Görevler:
1: Karar metninin "Mahkeme son olarak" ile başlayıp "olgular ortaya koyamamıştır." ifadesine kadar süren kısmını, "somut olgular" yerine "somut olaylar" koyarak yeniden yaz.
2: Karar metnine göre şu ifadeler doğru mu: (a) Başvurucu, İstanbul 4. Ağır Ceza Mahkemesince 11/3/2014 tarihinde tahliye edilmiştir. (b) Mahkeme, 16/11/2012 tarihli celsesinde başvurucunun başka bir hastaneye sevk edilmesine karar vermiştir. (c) Bazı sanıkların kaçması, diğer sanıkların da kaçabileceğine karine olarak değerlendirilebilir. Her birine evet ya da hayır de ve metindeki belirleyici sözleri aynen alıntıla.

Verilen metin:
Mahkeme son olarak 16/11/2012 tarihli celsesinde de başvurucunun sağlık
durumunu değerlendirmiş ve hastanede yatarak tedavisine devam edildiğinden
başka bir hastaneye sevk edilmesine yer olmadığına karar vermiştir. Başvurucu
İstanbul 4. Ağır Ceza Mahkemesince 11/3/2014 tarihinde tahliye edilmiştir.
100. Tutuklamanın devamına karar
verilirken, davanın genel durumu yanında, tahliyesini talep eden kişinin
durumunun da dikkate alınması bir zorunluluktur. Başvurucunun tahliye talebini
inceleyen mahkeme, ret gerekçesinde başvurucunun kaçacağına ya da delilleri
karartacağına dair inandırıcı somut olgular ortaya koyamamıştır.
101. Mahkemenin, 6352 sayılı Kanun
kapsamında tutukluluk halinin yeniden değerlendirilmesi talebi üzerine verdiği
27/7/2012 tarihli kararında yer alan, dava kapsamında yargılanan sanıklardan
birkaçının kaçması ya da kaçmaya teşebbüs etmesi, yine bazı sanıkların
delilleri karartma girişiminde bulunması şeklindeki gerekçeleri, diğer
sanıkların da bunları yapabileceğine dair karine olarak değerlendirilemez. Aksi
takdirde masumiyet karinesi ve bununla bağlantılı olarak kişi hürriyetine
ilişkin ilkelerin zedelenebileceği açıktır. Bu nedenle, aynı davada yargılanan
bazı sanıkların durumlarından hareketle genelleme yapılarak diğerlerinin de
aynı davranışta bulunabileceğini varsaymak, tutukluluk gerekçelerinin
somutlaştırılmasını engellediği gibi, özgürlüğün esas, tutukluluğun istisna
olduğu yönündeki anlayışla da bağdaşmaz. Bu çerçevede tutukluluğun devamına
ilişkin kararlarda ileri sürülen gerekçelerin “ilgili”
ve “yeterli” olduğu söylenemez
(B. No: 2012/1272, 4/12/2013, § 117).
102. Özellikle 5271 sayılı Kanun’un 109.

Alıntılanan kayıtlar:

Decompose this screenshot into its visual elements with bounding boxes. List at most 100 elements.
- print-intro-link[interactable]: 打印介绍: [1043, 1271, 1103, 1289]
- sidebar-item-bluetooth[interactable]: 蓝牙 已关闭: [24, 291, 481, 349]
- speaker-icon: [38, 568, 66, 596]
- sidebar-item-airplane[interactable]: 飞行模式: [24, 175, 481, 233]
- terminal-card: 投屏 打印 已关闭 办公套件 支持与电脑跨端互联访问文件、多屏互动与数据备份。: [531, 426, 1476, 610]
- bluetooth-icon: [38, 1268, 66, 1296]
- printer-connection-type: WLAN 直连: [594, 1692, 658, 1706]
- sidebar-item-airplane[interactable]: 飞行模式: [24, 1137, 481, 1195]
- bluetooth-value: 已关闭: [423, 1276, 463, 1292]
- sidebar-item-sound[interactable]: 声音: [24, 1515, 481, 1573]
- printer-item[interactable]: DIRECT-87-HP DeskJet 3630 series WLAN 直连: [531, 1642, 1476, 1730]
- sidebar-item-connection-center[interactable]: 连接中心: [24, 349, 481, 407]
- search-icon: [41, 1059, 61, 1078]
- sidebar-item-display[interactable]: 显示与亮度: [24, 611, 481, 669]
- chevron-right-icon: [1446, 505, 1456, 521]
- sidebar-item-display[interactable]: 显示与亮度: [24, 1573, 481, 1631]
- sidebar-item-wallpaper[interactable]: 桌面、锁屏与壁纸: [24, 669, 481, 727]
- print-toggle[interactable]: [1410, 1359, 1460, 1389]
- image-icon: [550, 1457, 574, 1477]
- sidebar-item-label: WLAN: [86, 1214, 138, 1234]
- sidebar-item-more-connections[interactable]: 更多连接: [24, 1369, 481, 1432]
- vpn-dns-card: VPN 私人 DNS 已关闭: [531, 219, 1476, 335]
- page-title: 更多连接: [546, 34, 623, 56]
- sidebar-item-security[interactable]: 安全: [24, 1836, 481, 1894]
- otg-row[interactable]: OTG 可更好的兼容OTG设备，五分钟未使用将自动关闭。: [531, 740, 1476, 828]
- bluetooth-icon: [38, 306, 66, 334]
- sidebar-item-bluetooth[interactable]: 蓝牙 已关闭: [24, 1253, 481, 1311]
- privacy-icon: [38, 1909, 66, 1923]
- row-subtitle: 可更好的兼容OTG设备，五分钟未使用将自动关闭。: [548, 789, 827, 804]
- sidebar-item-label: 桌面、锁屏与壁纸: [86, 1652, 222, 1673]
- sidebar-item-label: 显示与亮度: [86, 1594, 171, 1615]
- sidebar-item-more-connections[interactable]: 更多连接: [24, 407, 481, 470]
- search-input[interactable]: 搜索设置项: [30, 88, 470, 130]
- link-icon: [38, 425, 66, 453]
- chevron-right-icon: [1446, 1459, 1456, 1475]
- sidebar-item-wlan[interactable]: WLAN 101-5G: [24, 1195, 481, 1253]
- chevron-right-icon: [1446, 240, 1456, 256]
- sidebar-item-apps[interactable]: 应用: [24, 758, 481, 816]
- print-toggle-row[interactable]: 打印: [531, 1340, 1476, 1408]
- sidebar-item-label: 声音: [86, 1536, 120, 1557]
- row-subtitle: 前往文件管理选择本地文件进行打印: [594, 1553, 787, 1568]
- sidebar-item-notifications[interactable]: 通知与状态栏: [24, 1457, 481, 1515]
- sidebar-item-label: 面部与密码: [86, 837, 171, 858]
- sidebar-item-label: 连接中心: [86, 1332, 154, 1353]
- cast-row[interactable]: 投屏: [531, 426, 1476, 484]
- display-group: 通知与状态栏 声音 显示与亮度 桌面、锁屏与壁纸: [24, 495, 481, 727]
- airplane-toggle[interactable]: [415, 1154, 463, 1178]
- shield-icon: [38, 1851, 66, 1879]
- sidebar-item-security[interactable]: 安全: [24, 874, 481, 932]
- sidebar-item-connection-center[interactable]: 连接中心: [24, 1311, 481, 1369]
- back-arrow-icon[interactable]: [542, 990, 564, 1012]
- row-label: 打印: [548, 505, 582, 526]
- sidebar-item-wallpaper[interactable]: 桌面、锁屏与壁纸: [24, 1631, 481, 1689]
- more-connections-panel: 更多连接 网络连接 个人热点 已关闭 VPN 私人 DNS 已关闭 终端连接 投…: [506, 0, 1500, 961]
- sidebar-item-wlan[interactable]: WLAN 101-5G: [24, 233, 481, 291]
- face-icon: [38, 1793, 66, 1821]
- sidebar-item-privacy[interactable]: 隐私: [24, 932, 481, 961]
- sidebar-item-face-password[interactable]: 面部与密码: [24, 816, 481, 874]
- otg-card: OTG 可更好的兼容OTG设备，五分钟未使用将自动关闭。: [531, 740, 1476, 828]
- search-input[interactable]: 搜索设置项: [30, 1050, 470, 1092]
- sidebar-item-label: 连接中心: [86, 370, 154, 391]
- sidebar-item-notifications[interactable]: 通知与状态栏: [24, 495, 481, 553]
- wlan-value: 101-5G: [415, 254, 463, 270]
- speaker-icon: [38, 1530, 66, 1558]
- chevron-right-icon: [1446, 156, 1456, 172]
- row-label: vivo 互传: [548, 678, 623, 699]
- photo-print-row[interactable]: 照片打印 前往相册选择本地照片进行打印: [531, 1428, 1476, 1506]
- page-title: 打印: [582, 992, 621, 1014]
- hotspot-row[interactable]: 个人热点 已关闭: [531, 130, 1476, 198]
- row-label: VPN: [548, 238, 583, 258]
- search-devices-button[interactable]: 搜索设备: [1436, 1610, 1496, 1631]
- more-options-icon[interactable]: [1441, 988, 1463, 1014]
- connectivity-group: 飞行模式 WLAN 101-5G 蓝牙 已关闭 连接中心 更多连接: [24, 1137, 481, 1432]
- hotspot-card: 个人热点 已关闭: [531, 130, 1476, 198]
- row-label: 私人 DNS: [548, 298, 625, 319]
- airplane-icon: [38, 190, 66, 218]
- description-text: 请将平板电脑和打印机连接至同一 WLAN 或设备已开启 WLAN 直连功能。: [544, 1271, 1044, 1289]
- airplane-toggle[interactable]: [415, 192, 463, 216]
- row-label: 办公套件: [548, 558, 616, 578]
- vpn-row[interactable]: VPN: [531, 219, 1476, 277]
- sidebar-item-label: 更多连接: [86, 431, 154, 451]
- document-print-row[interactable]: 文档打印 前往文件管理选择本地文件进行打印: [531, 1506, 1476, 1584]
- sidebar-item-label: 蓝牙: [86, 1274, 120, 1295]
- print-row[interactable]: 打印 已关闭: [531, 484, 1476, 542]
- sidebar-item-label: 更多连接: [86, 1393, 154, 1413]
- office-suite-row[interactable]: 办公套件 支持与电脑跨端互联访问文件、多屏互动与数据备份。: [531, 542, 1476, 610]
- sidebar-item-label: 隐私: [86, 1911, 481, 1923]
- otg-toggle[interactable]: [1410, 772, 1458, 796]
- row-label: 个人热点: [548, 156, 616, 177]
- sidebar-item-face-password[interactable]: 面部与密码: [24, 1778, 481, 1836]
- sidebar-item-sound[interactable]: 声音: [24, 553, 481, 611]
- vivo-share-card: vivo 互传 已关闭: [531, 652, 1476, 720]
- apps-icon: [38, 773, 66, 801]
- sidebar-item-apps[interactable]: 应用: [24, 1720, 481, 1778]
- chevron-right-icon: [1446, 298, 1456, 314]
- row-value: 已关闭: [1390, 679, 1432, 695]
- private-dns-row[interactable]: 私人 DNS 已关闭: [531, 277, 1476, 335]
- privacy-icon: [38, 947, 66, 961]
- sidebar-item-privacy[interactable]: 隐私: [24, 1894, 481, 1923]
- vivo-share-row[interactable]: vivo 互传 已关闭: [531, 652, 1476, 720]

Çözümler:
1:
Mahkeme son olarak 16/11/2012 tarihli celsesinde de başvurucunun sağlık
durumunu değerlendirmiş ve hastanede yatarak tedavisine devam edildiğinden
başka bir hastaneye sevk edilmesine yer olmadığına karar vermiştir. Başvurucu
İstanbul 4. Ağır Ceza Mahkemesince 11/3/2014 tarihinde tahliye edilmiştir.
100. Tutuklamanın devamına karar
verilirken, davanın genel durumu yanında, tahliyesini talep eden kişinin
durumunun da dikkate alınması bir zorunluluktur. Başvurucunun tahliye talebini
inceleyen mahkeme, ret gerekçesinde başvurucunun kaçacağına ya da delilleri
karartacağına dair inandırıcı somut olaylar ortaya koyamamıştır.

2:
(a) Evet: "Başvurucu İstanbul 4. Ağır Ceza Mahkemesince 11/3/2014 tarihinde tahliye edilmiştir."
(b) Hayır: "başka bir hastaneye sevk edilmesine yer olmadığına karar vermiştir"
(c) Hayır: "diğer sanıkların da bunları yapabileceğine dair karine olarak değerlendirilemez"